— begin Records for processing —
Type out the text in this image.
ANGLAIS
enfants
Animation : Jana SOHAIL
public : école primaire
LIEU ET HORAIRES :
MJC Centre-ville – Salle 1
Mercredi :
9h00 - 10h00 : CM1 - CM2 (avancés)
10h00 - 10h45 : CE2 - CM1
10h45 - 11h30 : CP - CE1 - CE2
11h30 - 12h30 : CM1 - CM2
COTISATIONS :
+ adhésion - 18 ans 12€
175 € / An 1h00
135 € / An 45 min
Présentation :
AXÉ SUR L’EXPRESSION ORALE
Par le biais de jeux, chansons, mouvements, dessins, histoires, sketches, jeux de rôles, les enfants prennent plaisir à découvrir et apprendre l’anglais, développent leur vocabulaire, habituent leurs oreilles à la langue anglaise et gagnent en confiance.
— end Records for processing —
> Task instructions
Write out the material exactly as given.

> The completed task
Type out the text in this image.
ANGLAIS
enfants
Animation : Jana SOHAIL
public : école primaire
LIEU ET HORAIRES :
MJC Centre-ville – Salle 1
Mercredi :
9h00 - 10h00 : CM1 - CM2 (avancés)
10h00 - 10h45 : CE2 - CM1
10h45 - 11h30 : CP - CE1 - CE2
11h30 - 12h30 : CM1 - CM2
COTISATIONS :
+ adhésion - 18 ans 12€
175 € / An 1h00
135 € / An 45 min
Présentation :
AXÉ SUR L’EXPRESSION ORALE
Par le biais de jeux, chansons, mouvements, dessins, histoires, sketches, jeux de rôles, les enfants prennent plaisir à découvrir et apprendre l’anglais, développent leur vocabulaire, habituent leurs oreilles à la langue anglaise et gagnent en confiance.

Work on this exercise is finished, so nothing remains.